--- INFORMATION GIVEN ---

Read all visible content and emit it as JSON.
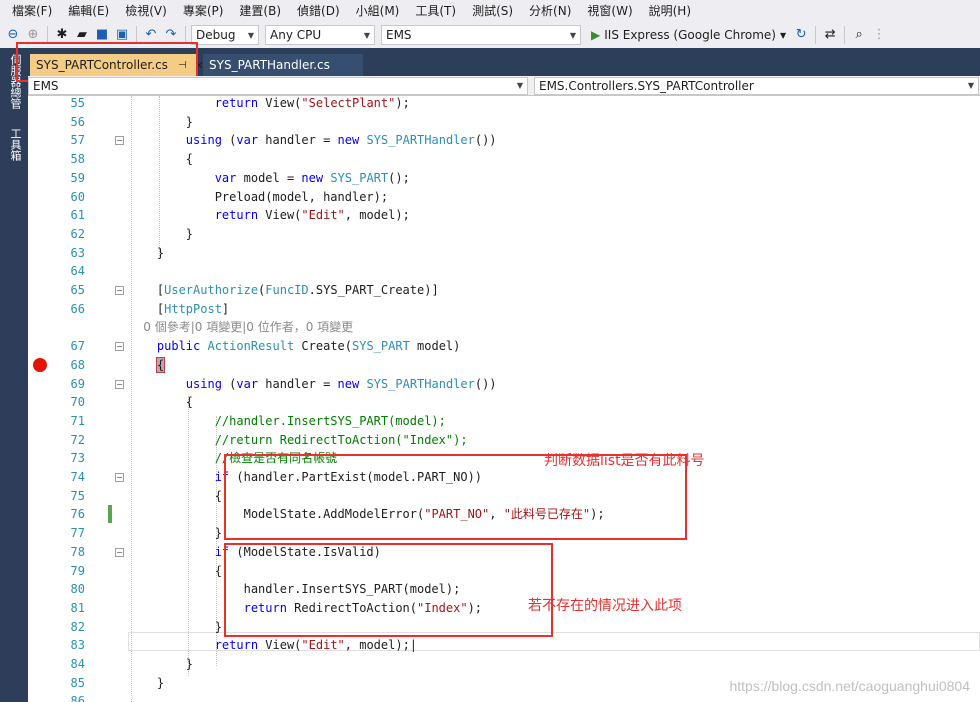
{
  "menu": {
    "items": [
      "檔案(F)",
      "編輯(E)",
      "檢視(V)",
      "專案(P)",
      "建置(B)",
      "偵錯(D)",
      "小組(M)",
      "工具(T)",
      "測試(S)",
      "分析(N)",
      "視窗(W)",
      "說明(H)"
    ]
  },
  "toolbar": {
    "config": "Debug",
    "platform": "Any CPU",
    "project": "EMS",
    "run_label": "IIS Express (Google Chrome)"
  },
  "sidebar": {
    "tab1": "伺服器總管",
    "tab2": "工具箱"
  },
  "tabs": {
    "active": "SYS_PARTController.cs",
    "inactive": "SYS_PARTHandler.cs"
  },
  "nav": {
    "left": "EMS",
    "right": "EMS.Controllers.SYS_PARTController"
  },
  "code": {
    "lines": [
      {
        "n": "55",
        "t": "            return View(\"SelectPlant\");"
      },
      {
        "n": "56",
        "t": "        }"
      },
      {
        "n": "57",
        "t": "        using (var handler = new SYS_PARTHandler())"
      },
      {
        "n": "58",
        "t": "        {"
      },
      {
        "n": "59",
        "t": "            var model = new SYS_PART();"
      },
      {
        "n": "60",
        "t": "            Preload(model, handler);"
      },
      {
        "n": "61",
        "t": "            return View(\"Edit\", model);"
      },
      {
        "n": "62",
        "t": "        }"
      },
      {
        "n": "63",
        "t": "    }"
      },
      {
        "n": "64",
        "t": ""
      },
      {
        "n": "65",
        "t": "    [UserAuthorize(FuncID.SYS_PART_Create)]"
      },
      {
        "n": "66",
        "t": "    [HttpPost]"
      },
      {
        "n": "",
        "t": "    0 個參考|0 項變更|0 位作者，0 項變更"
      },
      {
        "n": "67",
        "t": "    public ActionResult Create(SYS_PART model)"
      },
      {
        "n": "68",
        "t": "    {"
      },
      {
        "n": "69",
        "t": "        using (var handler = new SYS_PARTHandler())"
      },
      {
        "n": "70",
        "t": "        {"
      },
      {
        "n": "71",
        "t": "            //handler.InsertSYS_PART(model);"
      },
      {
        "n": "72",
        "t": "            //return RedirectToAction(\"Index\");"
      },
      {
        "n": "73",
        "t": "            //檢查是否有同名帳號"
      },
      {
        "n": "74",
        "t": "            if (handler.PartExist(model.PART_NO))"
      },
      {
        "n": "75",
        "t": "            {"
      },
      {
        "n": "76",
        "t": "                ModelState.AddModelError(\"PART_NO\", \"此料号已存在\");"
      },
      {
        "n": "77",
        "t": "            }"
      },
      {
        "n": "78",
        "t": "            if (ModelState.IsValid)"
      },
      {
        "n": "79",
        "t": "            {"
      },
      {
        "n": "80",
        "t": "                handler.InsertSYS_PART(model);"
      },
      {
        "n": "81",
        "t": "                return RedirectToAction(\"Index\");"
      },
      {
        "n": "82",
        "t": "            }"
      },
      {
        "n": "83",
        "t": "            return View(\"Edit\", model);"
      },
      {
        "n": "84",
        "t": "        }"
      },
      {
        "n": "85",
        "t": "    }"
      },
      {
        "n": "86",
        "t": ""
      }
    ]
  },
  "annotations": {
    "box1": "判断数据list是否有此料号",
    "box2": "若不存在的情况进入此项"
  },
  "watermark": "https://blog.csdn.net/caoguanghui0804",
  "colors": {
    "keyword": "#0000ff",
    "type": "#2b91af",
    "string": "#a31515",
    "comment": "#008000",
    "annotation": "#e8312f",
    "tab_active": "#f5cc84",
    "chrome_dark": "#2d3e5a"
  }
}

---

JOB: Copy each line in full and exactly, omitting any picture.

RESPONSE TO THIS TASK:
Read all visible content and emit it as JSON.
{
  "menu": {
    "items": [
      "檔案(F)",
      "編輯(E)",
      "檢視(V)",
      "專案(P)",
      "建置(B)",
      "偵錯(D)",
      "小組(M)",
      "工具(T)",
      "測試(S)",
      "分析(N)",
      "視窗(W)",
      "說明(H)"
    ]
  },
  "toolbar": {
    "config": "Debug",
    "platform": "Any CPU",
    "project": "EMS",
    "run_label": "IIS Express (Google Chrome)"
  },
  "sidebar": {
    "tab1": "伺服器總管",
    "tab2": "工具箱"
  },
  "tabs": {
    "active": "SYS_PARTController.cs",
    "inactive": "SYS_PARTHandler.cs"
  },
  "nav": {
    "left": "EMS",
    "right": "EMS.Controllers.SYS_PARTController"
  },
  "code": {
    "lines": [
      {
        "n": "55",
        "t": "            return View(\"SelectPlant\");"
      },
      {
        "n": "56",
        "t": "        }"
      },
      {
        "n": "57",
        "t": "        using (var handler = new SYS_PARTHandler())"
      },
      {
        "n": "58",
        "t": "        {"
      },
      {
        "n": "59",
        "t": "            var model = new SYS_PART();"
      },
      {
        "n": "60",
        "t": "            Preload(model, handler);"
      },
      {
        "n": "61",
        "t": "            return View(\"Edit\", model);"
      },
      {
        "n": "62",
        "t": "        }"
      },
      {
        "n": "63",
        "t": "    }"
      },
      {
        "n": "64",
        "t": ""
      },
      {
        "n": "65",
        "t": "    [UserAuthorize(FuncID.SYS_PART_Create)]"
      },
      {
        "n": "66",
        "t": "    [HttpPost]"
      },
      {
        "n": "",
        "t": "    0 個參考|0 項變更|0 位作者，0 項變更"
      },
      {
        "n": "67",
        "t": "    public ActionResult Create(SYS_PART model)"
      },
      {
        "n": "68",
        "t": "    {"
      },
      {
        "n": "69",
        "t": "        using (var handler = new SYS_PARTHandler())"
      },
      {
        "n": "70",
        "t": "        {"
      },
      {
        "n": "71",
        "t": "            //handler.InsertSYS_PART(model);"
      },
      {
        "n": "72",
        "t": "            //return RedirectToAction(\"Index\");"
      },
      {
        "n": "73",
        "t": "            //檢查是否有同名帳號"
      },
      {
        "n": "74",
        "t": "            if (handler.PartExist(model.PART_NO))"
      },
      {
        "n": "75",
        "t": "            {"
      },
      {
        "n": "76",
        "t": "                ModelState.AddModelError(\"PART_NO\", \"此料号已存在\");"
      },
      {
        "n": "77",
        "t": "            }"
      },
      {
        "n": "78",
        "t": "            if (ModelState.IsValid)"
      },
      {
        "n": "79",
        "t": "            {"
      },
      {
        "n": "80",
        "t": "                handler.InsertSYS_PART(model);"
      },
      {
        "n": "81",
        "t": "                return RedirectToAction(\"Index\");"
      },
      {
        "n": "82",
        "t": "            }"
      },
      {
        "n": "83",
        "t": "            return View(\"Edit\", model);"
      },
      {
        "n": "84",
        "t": "        }"
      },
      {
        "n": "85",
        "t": "    }"
      },
      {
        "n": "86",
        "t": ""
      }
    ]
  },
  "annotations": {
    "box1": "判断数据list是否有此料号",
    "box2": "若不存在的情况进入此项"
  },
  "watermark": "https://blog.csdn.net/caoguanghui0804",
  "colors": {
    "keyword": "#0000ff",
    "type": "#2b91af",
    "string": "#a31515",
    "comment": "#008000",
    "annotation": "#e8312f",
    "tab_active": "#f5cc84",
    "chrome_dark": "#2d3e5a"
  }
}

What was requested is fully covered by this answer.